Task details – Can the data below be set down again exactly, line for line?

Information shown –
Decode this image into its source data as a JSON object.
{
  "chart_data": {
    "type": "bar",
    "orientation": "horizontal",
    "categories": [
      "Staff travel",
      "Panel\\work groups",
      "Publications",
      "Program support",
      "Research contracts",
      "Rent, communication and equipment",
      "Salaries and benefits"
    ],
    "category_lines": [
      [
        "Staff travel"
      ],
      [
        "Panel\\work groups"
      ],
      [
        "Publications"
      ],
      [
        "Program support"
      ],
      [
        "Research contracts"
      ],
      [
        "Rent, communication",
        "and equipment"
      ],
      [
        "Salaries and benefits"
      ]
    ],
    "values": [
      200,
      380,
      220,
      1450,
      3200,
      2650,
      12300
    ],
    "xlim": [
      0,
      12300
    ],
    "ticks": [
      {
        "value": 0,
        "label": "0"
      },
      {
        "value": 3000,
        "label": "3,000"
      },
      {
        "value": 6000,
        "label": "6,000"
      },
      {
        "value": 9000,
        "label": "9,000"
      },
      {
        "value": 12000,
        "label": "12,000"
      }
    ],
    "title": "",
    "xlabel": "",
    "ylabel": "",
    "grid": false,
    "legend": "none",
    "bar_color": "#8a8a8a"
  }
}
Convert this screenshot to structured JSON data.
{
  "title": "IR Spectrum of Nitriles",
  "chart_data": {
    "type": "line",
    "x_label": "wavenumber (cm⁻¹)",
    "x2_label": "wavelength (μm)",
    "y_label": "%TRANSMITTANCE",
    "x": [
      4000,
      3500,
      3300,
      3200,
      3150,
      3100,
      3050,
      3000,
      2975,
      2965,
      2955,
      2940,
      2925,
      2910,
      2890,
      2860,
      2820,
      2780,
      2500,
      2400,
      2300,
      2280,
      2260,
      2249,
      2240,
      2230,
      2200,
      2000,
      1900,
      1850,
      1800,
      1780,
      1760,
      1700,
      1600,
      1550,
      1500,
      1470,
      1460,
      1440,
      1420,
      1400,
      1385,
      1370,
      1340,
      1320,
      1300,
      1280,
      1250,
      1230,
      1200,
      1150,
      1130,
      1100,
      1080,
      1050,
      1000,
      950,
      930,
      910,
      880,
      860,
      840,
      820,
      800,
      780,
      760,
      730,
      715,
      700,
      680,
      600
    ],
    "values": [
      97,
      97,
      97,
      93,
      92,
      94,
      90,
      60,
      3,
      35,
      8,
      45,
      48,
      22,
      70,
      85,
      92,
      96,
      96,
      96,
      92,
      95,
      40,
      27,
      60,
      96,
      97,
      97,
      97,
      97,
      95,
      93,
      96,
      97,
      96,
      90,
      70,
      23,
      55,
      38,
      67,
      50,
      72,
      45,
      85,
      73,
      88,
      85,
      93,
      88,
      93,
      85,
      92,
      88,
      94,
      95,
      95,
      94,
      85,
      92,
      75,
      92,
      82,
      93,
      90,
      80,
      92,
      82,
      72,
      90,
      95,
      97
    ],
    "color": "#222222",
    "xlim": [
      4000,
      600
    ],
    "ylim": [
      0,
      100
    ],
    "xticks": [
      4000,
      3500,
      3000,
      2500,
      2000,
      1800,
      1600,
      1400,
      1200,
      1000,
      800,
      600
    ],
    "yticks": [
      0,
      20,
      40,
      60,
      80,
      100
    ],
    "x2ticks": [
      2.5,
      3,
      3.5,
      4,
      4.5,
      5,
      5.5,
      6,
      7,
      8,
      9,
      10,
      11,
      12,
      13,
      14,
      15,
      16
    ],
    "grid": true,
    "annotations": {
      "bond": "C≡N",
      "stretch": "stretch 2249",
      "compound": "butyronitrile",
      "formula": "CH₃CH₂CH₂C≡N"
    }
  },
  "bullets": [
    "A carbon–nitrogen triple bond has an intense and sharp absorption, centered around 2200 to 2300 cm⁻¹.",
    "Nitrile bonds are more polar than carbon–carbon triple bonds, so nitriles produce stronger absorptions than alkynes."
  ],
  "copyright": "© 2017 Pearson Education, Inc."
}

Final answer –
Decode this image into its source data as a JSON object.
{
  "chart_data": {
    "type": "bar",
    "orientation": "horizontal",
    "categories": [
      "Staff travel",
      "Panel\\work groups",
      "Publications",
      "Program support",
      "Research contracts",
      "Rent, communication and equipment",
      "Salaries and benefits"
    ],
    "category_lines": [
      [
        "Staff travel"
      ],
      [
        "Panel\\work groups"
      ],
      [
        "Publications"
      ],
      [
        "Program support"
      ],
      [
        "Research contracts"
      ],
      [
        "Rent, communication",
        "and equipment"
      ],
      [
        "Salaries and benefits"
      ]
    ],
    "values": [
      200,
      380,
      220,
      1450,
      3200,
      2650,
      12300
    ],
    "xlim": [
      0,
      12300
    ],
    "ticks": [
      {
        "value": 0,
        "label": "0"
      },
      {
        "value": 3000,
        "label": "3,000"
      },
      {
        "value": 6000,
        "label": "6,000"
      },
      {
        "value": 9000,
        "label": "9,000"
      },
      {
        "value": 12000,
        "label": "12,000"
      }
    ],
    "title": "",
    "xlabel": "",
    "ylabel": "",
    "grid": false,
    "legend": "none",
    "bar_color": "#8a8a8a"
  }
}
Convert this screenshot to structured JSON data.
{
  "title": "IR Spectrum of Nitriles",
  "chart_data": {
    "type": "line",
    "x_label": "wavenumber (cm⁻¹)",
    "x2_label": "wavelength (μm)",
    "y_label": "%TRANSMITTANCE",
    "x": [
      4000,
      3500,
      3300,
      3200,
      3150,
      3100,
      3050,
      3000,
      2975,
      2965,
      2955,
      2940,
      2925,
      2910,
      2890,
      2860,
      2820,
      2780,
      2500,
      2400,
      2300,
      2280,
      2260,
      2249,
      2240,
      2230,
      2200,
      2000,
      1900,
      1850,
      1800,
      1780,
      1760,
      1700,
      1600,
      1550,
      1500,
      1470,
      1460,
      1440,
      1420,
      1400,
      1385,
      1370,
      1340,
      1320,
      1300,
      1280,
      1250,
      1230,
      1200,
      1150,
      1130,
      1100,
      1080,
      1050,
      1000,
      950,
      930,
      910,
      880,
      860,
      840,
      820,
      800,
      780,
      760,
      730,
      715,
      700,
      680,
      600
    ],
    "values": [
      97,
      97,
      97,
      93,
      92,
      94,
      90,
      60,
      3,
      35,
      8,
      45,
      48,
      22,
      70,
      85,
      92,
      96,
      96,
      96,
      92,
      95,
      40,
      27,
      60,
      96,
      97,
      97,
      97,
      97,
      95,
      93,
      96,
      97,
      96,
      90,
      70,
      23,
      55,
      38,
      67,
      50,
      72,
      45,
      85,
      73,
      88,
      85,
      93,
      88,
      93,
      85,
      92,
      88,
      94,
      95,
      95,
      94,
      85,
      92,
      75,
      92,
      82,
      93,
      90,
      80,
      92,
      82,
      72,
      90,
      95,
      97
    ],
    "color": "#222222",
    "xlim": [
      4000,
      600
    ],
    "ylim": [
      0,
      100
    ],
    "xticks": [
      4000,
      3500,
      3000,
      2500,
      2000,
      1800,
      1600,
      1400,
      1200,
      1000,
      800,
      600
    ],
    "yticks": [
      0,
      20,
      40,
      60,
      80,
      100
    ],
    "x2ticks": [
      2.5,
      3,
      3.5,
      4,
      4.5,
      5,
      5.5,
      6,
      7,
      8,
      9,
      10,
      11,
      12,
      13,
      14,
      15,
      16
    ],
    "grid": true,
    "annotations": {
      "bond": "C≡N",
      "stretch": "stretch 2249",
      "compound": "butyronitrile",
      "formula": "CH₃CH₂CH₂C≡N"
    }
  },
  "bullets": [
    "A carbon–nitrogen triple bond has an intense and sharp absorption, centered around 2200 to 2300 cm⁻¹.",
    "Nitrile bonds are more polar than carbon–carbon triple bonds, so nitriles produce stronger absorptions than alkynes."
  ],
  "copyright": "© 2017 Pearson Education, Inc."
}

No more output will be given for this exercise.